## WRITTEN TASK
Give the data below again exactly as it stands. Omit the pictures.
*** RAW RECORDS ***
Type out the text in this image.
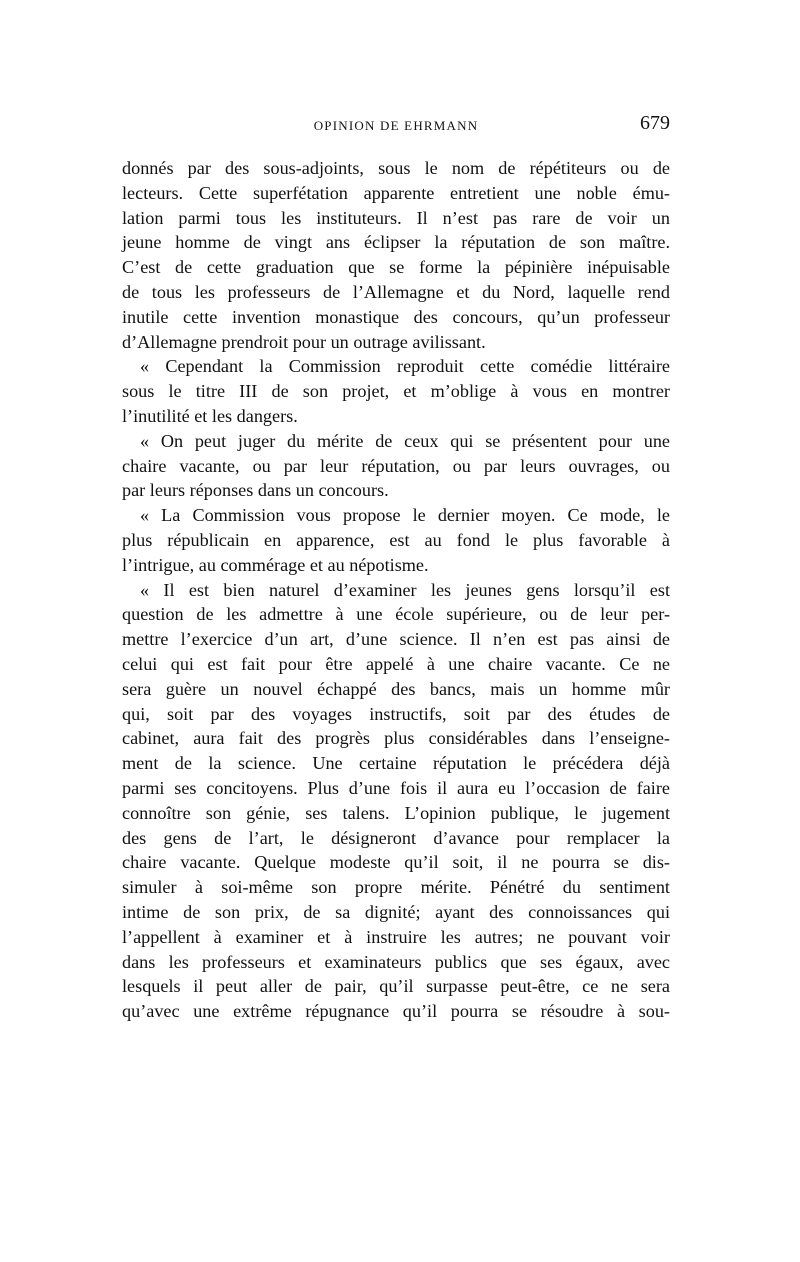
OPINION DE EHRMANN	679
donnés par des sous-adjoints, sous le nom de répétiteurs ou de
lecteurs. Cette superfétation apparente entretient une noble ému-
lation parmi tous les instituteurs. Il n’est pas rare de voir un
jeune homme de vingt ans éclipser la réputation de son maître.
C’est de cette graduation que se forme la pépinière inépuisable
de tous les professeurs de l’Allemagne et du Nord, laquelle rend
inutile cette invention monastique des concours, qu’un professeur
d’Allemagne prendroit pour un outrage avilissant.
« Cependant la Commission reproduit cette comédie littéraire
sous le titre III de son projet, et m’oblige à vous en montrer
l’inutilité et les dangers.
« On peut juger du mérite de ceux qui se présentent pour une
chaire vacante, ou par leur réputation, ou par leurs ouvrages, ou
par leurs réponses dans un concours.
« La Commission vous propose le dernier moyen. Ce mode, le
plus républicain en apparence, est au fond le plus favorable à
l’intrigue, au commérage et au népotisme.
« Il est bien naturel d’examiner les jeunes gens lorsqu’il est
question de les admettre à une école supérieure, ou de leur per-
mettre l’exercice d’un art, d’une science. Il n’en est pas ainsi de
celui qui est fait pour être appelé à une chaire vacante. Ce ne
sera guère un nouvel échappé des bancs, mais un homme mûr
qui, soit par des voyages instructifs, soit par des études de
cabinet, aura fait des progrès plus considérables dans l’enseigne-
ment de la science. Une certaine réputation le précédera déjà
parmi ses concitoyens. Plus d’une fois il aura eu l’occasion de faire
connoître son génie, ses talens. L’opinion publique, le jugement
des gens de l’art, le désigneront d’avance pour remplacer la
chaire vacante. Quelque modeste qu’il soit, il ne pourra se dis-
simuler à soi-même son propre mérite. Pénétré du sentiment
intime de son prix, de sa dignité; ayant des connoissances qui
l’appellent à examiner et à instruire les autres; ne pouvant voir
dans les professeurs et examinateurs publics que ses égaux, avec
lesquels il peut aller de pair, qu’il surpasse peut-être, ce ne sera
qu’avec une extrême répugnance qu’il pourra se résoudre à sou-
***
## TASK SOLUTION
Type out the text in this image.
OPINION DE EHRMANN	679
donnés par des sous-adjoints, sous le nom de répétiteurs ou de
lecteurs. Cette superfétation apparente entretient une noble ému-
lation parmi tous les instituteurs. Il n’est pas rare de voir un
jeune homme de vingt ans éclipser la réputation de son maître.
C’est de cette graduation que se forme la pépinière inépuisable
de tous les professeurs de l’Allemagne et du Nord, laquelle rend
inutile cette invention monastique des concours, qu’un professeur
d’Allemagne prendroit pour un outrage avilissant.
« Cependant la Commission reproduit cette comédie littéraire
sous le titre III de son projet, et m’oblige à vous en montrer
l’inutilité et les dangers.
« On peut juger du mérite de ceux qui se présentent pour une
chaire vacante, ou par leur réputation, ou par leurs ouvrages, ou
par leurs réponses dans un concours.
« La Commission vous propose le dernier moyen. Ce mode, le
plus républicain en apparence, est au fond le plus favorable à
l’intrigue, au commérage et au népotisme.
« Il est bien naturel d’examiner les jeunes gens lorsqu’il est
question de les admettre à une école supérieure, ou de leur per-
mettre l’exercice d’un art, d’une science. Il n’en est pas ainsi de
celui qui est fait pour être appelé à une chaire vacante. Ce ne
sera guère un nouvel échappé des bancs, mais un homme mûr
qui, soit par des voyages instructifs, soit par des études de
cabinet, aura fait des progrès plus considérables dans l’enseigne-
ment de la science. Une certaine réputation le précédera déjà
parmi ses concitoyens. Plus d’une fois il aura eu l’occasion de faire
connoître son génie, ses talens. L’opinion publique, le jugement
des gens de l’art, le désigneront d’avance pour remplacer la
chaire vacante. Quelque modeste qu’il soit, il ne pourra se dis-
simuler à soi-même son propre mérite. Pénétré du sentiment
intime de son prix, de sa dignité; ayant des connoissances qui
l’appellent à examiner et à instruire les autres; ne pouvant voir
dans les professeurs et examinateurs publics que ses égaux, avec
lesquels il peut aller de pair, qu’il surpasse peut-être, ce ne sera
qu’avec une extrême répugnance qu’il pourra se résoudre à sou-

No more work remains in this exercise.